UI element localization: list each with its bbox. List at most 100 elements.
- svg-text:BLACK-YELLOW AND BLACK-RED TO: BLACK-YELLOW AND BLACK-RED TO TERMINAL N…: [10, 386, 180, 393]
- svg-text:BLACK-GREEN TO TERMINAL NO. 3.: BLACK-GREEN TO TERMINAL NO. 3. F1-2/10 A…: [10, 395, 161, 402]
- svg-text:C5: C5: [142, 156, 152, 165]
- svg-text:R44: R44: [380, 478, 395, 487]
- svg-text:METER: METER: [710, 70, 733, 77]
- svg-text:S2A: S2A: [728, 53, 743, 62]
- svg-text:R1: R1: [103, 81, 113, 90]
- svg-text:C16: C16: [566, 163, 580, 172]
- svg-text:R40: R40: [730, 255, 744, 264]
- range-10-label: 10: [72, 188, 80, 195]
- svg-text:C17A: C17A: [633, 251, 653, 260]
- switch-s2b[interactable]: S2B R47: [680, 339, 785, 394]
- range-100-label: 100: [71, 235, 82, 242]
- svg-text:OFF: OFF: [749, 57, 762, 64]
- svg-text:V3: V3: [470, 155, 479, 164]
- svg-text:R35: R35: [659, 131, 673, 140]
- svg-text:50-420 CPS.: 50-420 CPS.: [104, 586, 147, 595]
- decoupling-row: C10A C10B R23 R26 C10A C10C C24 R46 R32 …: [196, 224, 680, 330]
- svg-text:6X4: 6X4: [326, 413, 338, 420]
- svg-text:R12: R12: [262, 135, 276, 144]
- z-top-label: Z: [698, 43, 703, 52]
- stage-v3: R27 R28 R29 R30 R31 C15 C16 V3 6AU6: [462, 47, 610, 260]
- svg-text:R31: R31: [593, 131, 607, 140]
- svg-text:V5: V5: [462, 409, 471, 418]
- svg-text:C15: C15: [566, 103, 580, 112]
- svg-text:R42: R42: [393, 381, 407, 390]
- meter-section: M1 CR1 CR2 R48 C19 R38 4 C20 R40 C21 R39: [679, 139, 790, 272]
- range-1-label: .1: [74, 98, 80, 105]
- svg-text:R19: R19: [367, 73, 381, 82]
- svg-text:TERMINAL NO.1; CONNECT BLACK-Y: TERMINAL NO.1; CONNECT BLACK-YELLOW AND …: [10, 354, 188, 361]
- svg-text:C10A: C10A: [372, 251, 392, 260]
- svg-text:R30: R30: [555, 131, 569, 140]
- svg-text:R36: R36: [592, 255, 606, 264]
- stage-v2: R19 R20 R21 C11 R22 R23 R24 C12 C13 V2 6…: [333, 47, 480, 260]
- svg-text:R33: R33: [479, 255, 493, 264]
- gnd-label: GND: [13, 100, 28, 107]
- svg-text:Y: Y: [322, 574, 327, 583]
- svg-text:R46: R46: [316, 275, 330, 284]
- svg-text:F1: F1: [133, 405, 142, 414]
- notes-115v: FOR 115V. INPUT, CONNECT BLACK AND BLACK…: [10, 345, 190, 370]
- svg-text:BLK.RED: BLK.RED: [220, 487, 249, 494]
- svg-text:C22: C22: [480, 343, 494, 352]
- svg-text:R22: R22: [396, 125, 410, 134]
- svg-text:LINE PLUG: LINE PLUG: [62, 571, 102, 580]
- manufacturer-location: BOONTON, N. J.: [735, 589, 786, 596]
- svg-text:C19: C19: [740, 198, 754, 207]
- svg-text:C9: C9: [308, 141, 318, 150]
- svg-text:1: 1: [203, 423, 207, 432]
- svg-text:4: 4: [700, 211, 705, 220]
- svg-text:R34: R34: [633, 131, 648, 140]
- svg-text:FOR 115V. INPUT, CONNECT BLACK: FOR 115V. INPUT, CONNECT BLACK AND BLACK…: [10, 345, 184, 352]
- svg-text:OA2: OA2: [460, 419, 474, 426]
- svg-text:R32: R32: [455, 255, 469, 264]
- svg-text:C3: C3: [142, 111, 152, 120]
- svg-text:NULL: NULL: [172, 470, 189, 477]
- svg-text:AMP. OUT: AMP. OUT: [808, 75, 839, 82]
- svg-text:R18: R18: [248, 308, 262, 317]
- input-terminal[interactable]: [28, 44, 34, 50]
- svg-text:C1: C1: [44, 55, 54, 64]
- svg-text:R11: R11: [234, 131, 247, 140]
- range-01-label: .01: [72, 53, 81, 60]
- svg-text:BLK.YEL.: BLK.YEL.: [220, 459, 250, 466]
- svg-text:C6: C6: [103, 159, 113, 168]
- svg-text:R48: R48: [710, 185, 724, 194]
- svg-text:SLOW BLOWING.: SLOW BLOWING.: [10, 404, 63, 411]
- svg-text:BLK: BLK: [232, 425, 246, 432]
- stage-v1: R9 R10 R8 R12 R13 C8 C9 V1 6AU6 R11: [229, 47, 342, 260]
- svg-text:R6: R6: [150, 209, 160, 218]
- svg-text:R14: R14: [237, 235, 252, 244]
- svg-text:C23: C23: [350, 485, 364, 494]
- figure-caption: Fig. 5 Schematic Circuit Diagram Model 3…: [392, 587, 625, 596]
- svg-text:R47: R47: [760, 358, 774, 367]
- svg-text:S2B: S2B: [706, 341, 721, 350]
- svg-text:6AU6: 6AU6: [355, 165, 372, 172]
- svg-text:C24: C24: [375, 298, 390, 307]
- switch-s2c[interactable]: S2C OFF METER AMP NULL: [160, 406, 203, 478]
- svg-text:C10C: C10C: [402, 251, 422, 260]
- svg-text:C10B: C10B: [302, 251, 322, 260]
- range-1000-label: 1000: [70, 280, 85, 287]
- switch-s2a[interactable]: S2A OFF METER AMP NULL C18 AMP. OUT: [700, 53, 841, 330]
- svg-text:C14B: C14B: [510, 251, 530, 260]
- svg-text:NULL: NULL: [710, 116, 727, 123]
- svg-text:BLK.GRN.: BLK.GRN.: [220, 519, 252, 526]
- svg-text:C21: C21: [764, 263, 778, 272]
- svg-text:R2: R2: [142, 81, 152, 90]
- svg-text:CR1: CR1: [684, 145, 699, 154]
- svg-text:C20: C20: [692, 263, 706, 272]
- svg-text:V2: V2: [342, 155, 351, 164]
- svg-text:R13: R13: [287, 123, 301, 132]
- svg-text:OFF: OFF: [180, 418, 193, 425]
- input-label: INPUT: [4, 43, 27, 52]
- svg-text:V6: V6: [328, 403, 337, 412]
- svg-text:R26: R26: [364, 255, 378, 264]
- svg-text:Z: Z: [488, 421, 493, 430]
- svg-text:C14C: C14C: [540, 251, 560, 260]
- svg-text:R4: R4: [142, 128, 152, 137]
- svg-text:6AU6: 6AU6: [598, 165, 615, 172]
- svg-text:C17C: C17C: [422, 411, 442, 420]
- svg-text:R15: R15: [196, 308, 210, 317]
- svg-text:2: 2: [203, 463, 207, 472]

What needs to be done: Format the material from its first line up to and including the line with "- svg-text:S2A: S2A: [728, 53, 743, 62]" as a JSON list of strings, one string per line, with blank lines left out.

Answer for the task:
[
  "UI element localization: list each with its bbox. List at most 100 elements.",
  "- svg-text:BLACK-YELLOW AND BLACK-RED TO: BLACK-YELLOW AND BLACK-RED TO TERMINAL N…: [10, 386, 180, 393]",
  "- svg-text:BLACK-GREEN TO TERMINAL NO. 3.: BLACK-GREEN TO TERMINAL NO. 3. F1-2/10 A…: [10, 395, 161, 402]",
  "- svg-text:C5: C5: [142, 156, 152, 165]",
  "- svg-text:R44: R44: [380, 478, 395, 487]",
  "- svg-text:METER: METER: [710, 70, 733, 77]",
  "- svg-text:S2A: S2A: [728, 53, 743, 62]"
]